## What you should do
Each entry below must be repeated exactly, with pictures left out.
::::
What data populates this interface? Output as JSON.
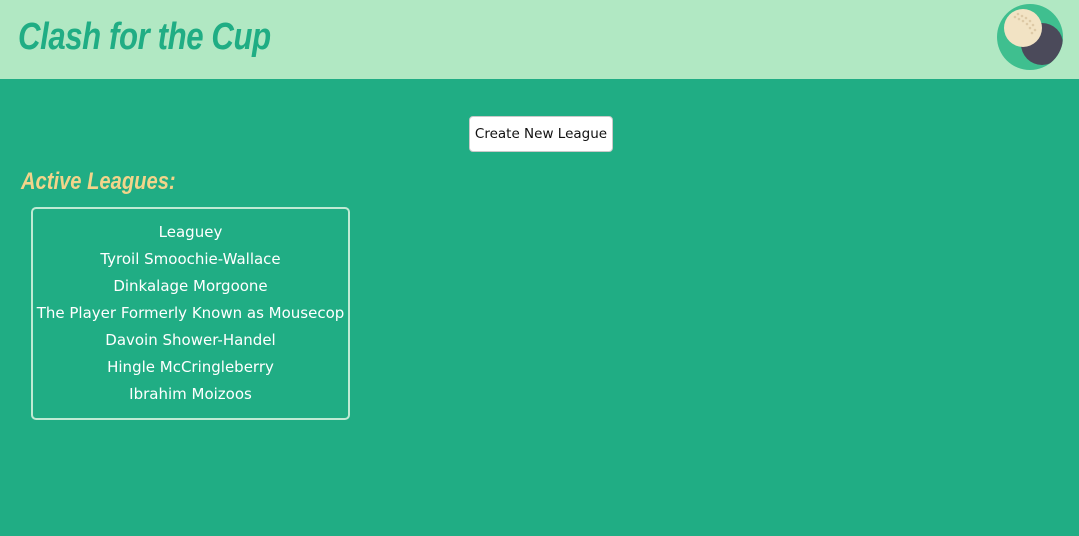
{
  "header": {
    "title": "Clash for the Cup",
    "avatar_icon": "cricket-ball-avatar-icon",
    "background_color": "#b1e8c3",
    "title_color": "#20ad84"
  },
  "main": {
    "background_color": "#20ad84",
    "create_button_label": "Create New League",
    "section_heading": "Active Leagues:",
    "heading_color": "#f2d48a",
    "leagues": [
      {
        "label": "Leaguey"
      },
      {
        "label": "Tyroil Smoochie-Wallace"
      },
      {
        "label": "Dinkalage Morgoone"
      },
      {
        "label": "The Player Formerly Known as Mousecop"
      },
      {
        "label": "Davoin Shower-Handel"
      },
      {
        "label": "Hingle McCringleberry"
      },
      {
        "label": "Ibrahim Moizoos"
      }
    ]
  }
}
::::
## Result of this task
What data populates this interface? Output as JSON.
{
  "header": {
    "title": "Clash for the Cup",
    "avatar_icon": "cricket-ball-avatar-icon",
    "background_color": "#b1e8c3",
    "title_color": "#20ad84"
  },
  "main": {
    "background_color": "#20ad84",
    "create_button_label": "Create New League",
    "section_heading": "Active Leagues:",
    "heading_color": "#f2d48a",
    "leagues": [
      {
        "label": "Leaguey"
      },
      {
        "label": "Tyroil Smoochie-Wallace"
      },
      {
        "label": "Dinkalage Morgoone"
      },
      {
        "label": "The Player Formerly Known as Mousecop"
      },
      {
        "label": "Davoin Shower-Handel"
      },
      {
        "label": "Hingle McCringleberry"
      },
      {
        "label": "Ibrahim Moizoos"
      }
    ]
  }
}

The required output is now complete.